# Exercise details
Pictures appear in the records below; write out everything else exactly.

# Data section
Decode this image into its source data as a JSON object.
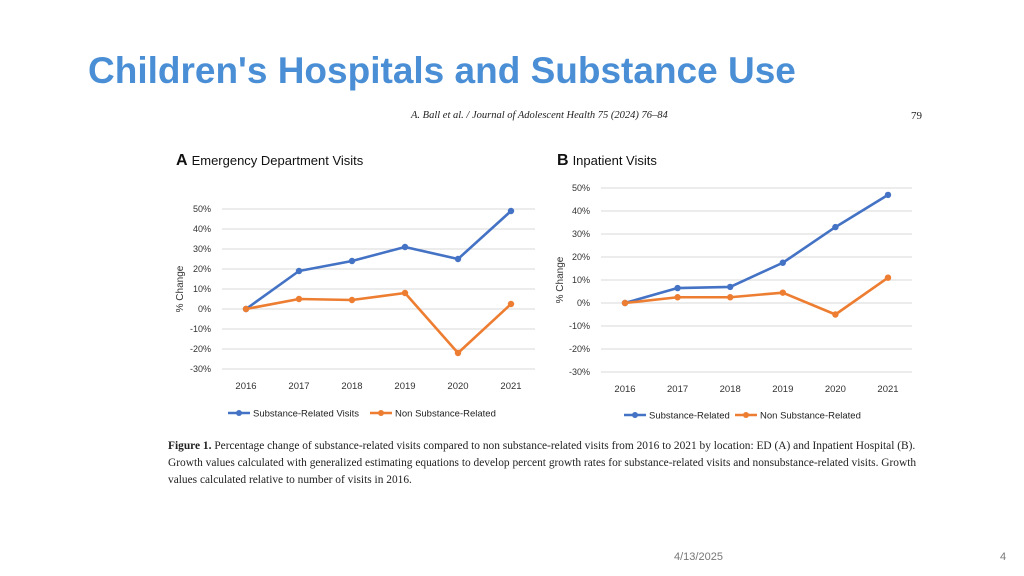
{
  "slide": {
    "title": "Children's Hospitals and Substance Use",
    "citation": "A. Ball et al. / Journal of Adolescent Health 75 (2024) 76–84",
    "page_ref": "79",
    "footer_date": "4/13/2025",
    "footer_page": "4"
  },
  "caption": {
    "label": "Figure 1.",
    "text": "Percentage change of substance-related visits compared to non substance-related visits from 2016 to 2021 by location: ED (A) and Inpatient Hospital (B). Growth values calculated with generalized estimating equations to develop percent growth rates for substance-related visits and nonsubstance-related visits. Growth values calculated relative to number of visits in 2016."
  },
  "colors": {
    "substance": "#4472c4",
    "non_substance": "#ed7d31",
    "grid": "#d9d9d9",
    "title": "#4a8fd6"
  },
  "chart_data": [
    {
      "type": "line",
      "panel_letter": "A",
      "title": "Emergency Department Visits",
      "ylabel": "% Change",
      "xlabel": "",
      "ylim": [
        -30,
        50
      ],
      "yticks": [
        -30,
        -20,
        -10,
        0,
        10,
        20,
        30,
        40,
        50
      ],
      "ytick_labels": [
        "-30%",
        "-20%",
        "-10%",
        "0%",
        "10%",
        "20%",
        "30%",
        "40%",
        "50%"
      ],
      "categories": [
        "2016",
        "2017",
        "2018",
        "2019",
        "2020",
        "2021"
      ],
      "grid": true,
      "legend_position": "bottom",
      "series": [
        {
          "name": "Substance-Related Visits",
          "values": [
            0,
            19,
            24,
            31,
            25,
            49
          ]
        },
        {
          "name": "Non Substance-Related",
          "values": [
            0,
            5,
            4.5,
            8,
            -22,
            2.5
          ]
        }
      ]
    },
    {
      "type": "line",
      "panel_letter": "B",
      "title": "Inpatient Visits",
      "ylabel": "% Change",
      "xlabel": "",
      "ylim": [
        -30,
        50
      ],
      "yticks": [
        -30,
        -20,
        -10,
        0,
        10,
        20,
        30,
        40,
        50
      ],
      "ytick_labels": [
        "-30%",
        "-20%",
        "-10%",
        "0%",
        "10%",
        "20%",
        "30%",
        "40%",
        "50%"
      ],
      "categories": [
        "2016",
        "2017",
        "2018",
        "2019",
        "2020",
        "2021"
      ],
      "grid": true,
      "legend_position": "bottom",
      "series": [
        {
          "name": "Substance-Related",
          "values": [
            0,
            6.5,
            7,
            17.5,
            33,
            47
          ]
        },
        {
          "name": "Non Substance-Related",
          "values": [
            0,
            2.5,
            2.5,
            4.5,
            -5,
            11
          ]
        }
      ]
    }
  ]
}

# Response to this task
Decode this image into its source data as a JSON object.
{
  "slide": {
    "title": "Children's Hospitals and Substance Use",
    "citation": "A. Ball et al. / Journal of Adolescent Health 75 (2024) 76–84",
    "page_ref": "79",
    "footer_date": "4/13/2025",
    "footer_page": "4"
  },
  "caption": {
    "label": "Figure 1.",
    "text": "Percentage change of substance-related visits compared to non substance-related visits from 2016 to 2021 by location: ED (A) and Inpatient Hospital (B). Growth values calculated with generalized estimating equations to develop percent growth rates for substance-related visits and nonsubstance-related visits. Growth values calculated relative to number of visits in 2016."
  },
  "colors": {
    "substance": "#4472c4",
    "non_substance": "#ed7d31",
    "grid": "#d9d9d9",
    "title": "#4a8fd6"
  },
  "chart_data": [
    {
      "type": "line",
      "panel_letter": "A",
      "title": "Emergency Department Visits",
      "ylabel": "% Change",
      "xlabel": "",
      "ylim": [
        -30,
        50
      ],
      "yticks": [
        -30,
        -20,
        -10,
        0,
        10,
        20,
        30,
        40,
        50
      ],
      "ytick_labels": [
        "-30%",
        "-20%",
        "-10%",
        "0%",
        "10%",
        "20%",
        "30%",
        "40%",
        "50%"
      ],
      "categories": [
        "2016",
        "2017",
        "2018",
        "2019",
        "2020",
        "2021"
      ],
      "grid": true,
      "legend_position": "bottom",
      "series": [
        {
          "name": "Substance-Related Visits",
          "values": [
            0,
            19,
            24,
            31,
            25,
            49
          ]
        },
        {
          "name": "Non Substance-Related",
          "values": [
            0,
            5,
            4.5,
            8,
            -22,
            2.5
          ]
        }
      ]
    },
    {
      "type": "line",
      "panel_letter": "B",
      "title": "Inpatient Visits",
      "ylabel": "% Change",
      "xlabel": "",
      "ylim": [
        -30,
        50
      ],
      "yticks": [
        -30,
        -20,
        -10,
        0,
        10,
        20,
        30,
        40,
        50
      ],
      "ytick_labels": [
        "-30%",
        "-20%",
        "-10%",
        "0%",
        "10%",
        "20%",
        "30%",
        "40%",
        "50%"
      ],
      "categories": [
        "2016",
        "2017",
        "2018",
        "2019",
        "2020",
        "2021"
      ],
      "grid": true,
      "legend_position": "bottom",
      "series": [
        {
          "name": "Substance-Related",
          "values": [
            0,
            6.5,
            7,
            17.5,
            33,
            47
          ]
        },
        {
          "name": "Non Substance-Related",
          "values": [
            0,
            2.5,
            2.5,
            4.5,
            -5,
            11
          ]
        }
      ]
    }
  ]
}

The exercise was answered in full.